**PAGE EXCERPT**
Soaking the paper in water with a little soap!

 

It's a sloppy and dirty job, but someone has to do it. In this case, me.

  The guitar parts, neck and body, are both wet sanded after soaking the paper in water (some use mineral spirits) before running succeedingly finer grits of paper until the nitro is actually flattened out on the guitar. This reduces the amount of finish and levels it to allow the clearest reflection when it is buffed, highlighting the wood grain below without hiding or obscuring it. Below is a five piece, maple and mahogany neck, made from individual pieces, carved and shaped, then sprayed.      After waiting 7-10 days (or more in this case) it's ready for wet sanding and has been sanded to about 1000 grit in this photo.

  

  After proceeding to 1500 grit and being careful not to sand through to the bare wood, the neck is checked visually for any shiny spots, which are further sanded, then buffed on a large wheel.

[Element and region listings]

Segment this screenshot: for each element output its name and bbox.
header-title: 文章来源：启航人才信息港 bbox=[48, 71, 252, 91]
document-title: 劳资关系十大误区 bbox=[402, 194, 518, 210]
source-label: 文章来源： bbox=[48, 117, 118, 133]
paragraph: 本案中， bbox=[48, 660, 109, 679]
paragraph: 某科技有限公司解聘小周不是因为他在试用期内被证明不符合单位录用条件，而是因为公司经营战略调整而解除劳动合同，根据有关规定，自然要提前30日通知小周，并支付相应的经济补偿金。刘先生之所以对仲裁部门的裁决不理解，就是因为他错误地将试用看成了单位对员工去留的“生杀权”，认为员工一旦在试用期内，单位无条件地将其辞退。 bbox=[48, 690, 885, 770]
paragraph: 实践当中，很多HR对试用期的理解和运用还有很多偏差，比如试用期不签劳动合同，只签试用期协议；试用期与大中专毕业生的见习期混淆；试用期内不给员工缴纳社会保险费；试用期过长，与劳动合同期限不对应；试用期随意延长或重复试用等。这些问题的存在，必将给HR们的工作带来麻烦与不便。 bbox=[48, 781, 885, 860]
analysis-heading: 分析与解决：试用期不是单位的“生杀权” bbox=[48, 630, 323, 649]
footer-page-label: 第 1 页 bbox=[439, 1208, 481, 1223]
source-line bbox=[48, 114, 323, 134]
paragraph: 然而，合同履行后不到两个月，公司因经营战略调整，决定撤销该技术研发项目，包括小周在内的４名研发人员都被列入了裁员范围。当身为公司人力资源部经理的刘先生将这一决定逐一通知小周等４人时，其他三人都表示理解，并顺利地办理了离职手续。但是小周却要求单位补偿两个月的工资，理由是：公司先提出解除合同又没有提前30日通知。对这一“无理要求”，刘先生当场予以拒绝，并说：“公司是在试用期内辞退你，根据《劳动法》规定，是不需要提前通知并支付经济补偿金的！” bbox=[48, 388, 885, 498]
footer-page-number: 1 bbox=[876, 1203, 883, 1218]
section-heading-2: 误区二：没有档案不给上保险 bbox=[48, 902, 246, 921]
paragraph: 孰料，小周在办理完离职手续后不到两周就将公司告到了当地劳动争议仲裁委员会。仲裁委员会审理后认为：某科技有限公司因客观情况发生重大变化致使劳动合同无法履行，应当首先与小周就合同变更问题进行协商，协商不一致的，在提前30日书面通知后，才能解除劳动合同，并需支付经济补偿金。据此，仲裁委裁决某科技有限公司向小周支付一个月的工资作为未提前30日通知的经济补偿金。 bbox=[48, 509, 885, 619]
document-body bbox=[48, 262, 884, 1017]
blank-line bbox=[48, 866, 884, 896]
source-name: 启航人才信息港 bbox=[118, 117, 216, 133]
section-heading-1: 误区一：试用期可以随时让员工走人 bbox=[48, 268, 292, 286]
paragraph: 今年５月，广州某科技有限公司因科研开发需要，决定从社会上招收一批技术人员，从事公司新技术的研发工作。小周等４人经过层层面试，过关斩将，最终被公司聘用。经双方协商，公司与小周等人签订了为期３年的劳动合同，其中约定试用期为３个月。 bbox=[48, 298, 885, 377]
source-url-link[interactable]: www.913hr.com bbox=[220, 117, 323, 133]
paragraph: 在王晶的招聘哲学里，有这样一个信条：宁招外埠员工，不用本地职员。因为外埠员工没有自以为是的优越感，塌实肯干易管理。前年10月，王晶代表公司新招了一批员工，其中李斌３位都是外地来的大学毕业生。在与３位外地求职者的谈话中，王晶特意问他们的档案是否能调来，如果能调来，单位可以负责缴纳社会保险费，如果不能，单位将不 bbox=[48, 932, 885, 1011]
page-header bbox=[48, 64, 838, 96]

**TASK REQUIREMENTS**
1) Recast the part of the records that runs from their start through the line containing "781, 885, 860]" as a numbered list, leaving out any blank lines.
2) Continue the text on wet sanding a guitar finish from where it stops.

**ANSWERS TO THE TASKS**
1)
1. Segment this screenshot: for each element output its name and bbox.
2. header-title: 文章来源：启航人才信息港 bbox=[48, 71, 252, 91]
3. document-title: 劳资关系十大误区 bbox=[402, 194, 518, 210]
4. source-label: 文章来源： bbox=[48, 117, 118, 133]
5. paragraph: 本案中， bbox=[48, 660, 109, 679]
6. paragraph: 某科技有限公司解聘小周不是因为他在试用期内被证明不符合单位录用条件，而是因为公司经营战略调整而解除劳动合同，根据有关规定，自然要提前30日通知小周，并支付相应的经济补偿金。刘先生之所以对仲裁部门的裁决不理解，就是因为他错误地将试用看成了单位对员工去留的“生杀权”，认为员工一旦在试用期内，单位无条件地将其辞退。 bbox=[48, 690, 885, 770]
7. paragraph: 实践当中，很多HR对试用期的理解和运用还有很多偏差，比如试用期不签劳动合同，只签试用期协议；试用期与大中专毕业生的见习期混淆；试用期内不给员工缴纳社会保险费；试用期过长，与劳动合同期限不对应；试用期随意延长或重复试用等。这些问题的存在，必将给HR们的工作带来麻烦与不便。 bbox=[48, 781, 885, 860]

2)
  The whole process takes hours, with sanding by hand taking up the majority of time. It takes attention to detail and a fresh eye to spot the issues and produce great results.

   The headstock or peg head on the left is untouched since spraying and the one on the right is closer to finished. You can see the little dimples (aren't they cute! 😂😫) In the finish on the left. Those are the enemy!

  The one on the right is smooth and glossy after about an hour and a half on the whole neck. Necks are tricky due to the fact that most of the surfaces are curved and there are lots of edges where the finish doesn't like to stick.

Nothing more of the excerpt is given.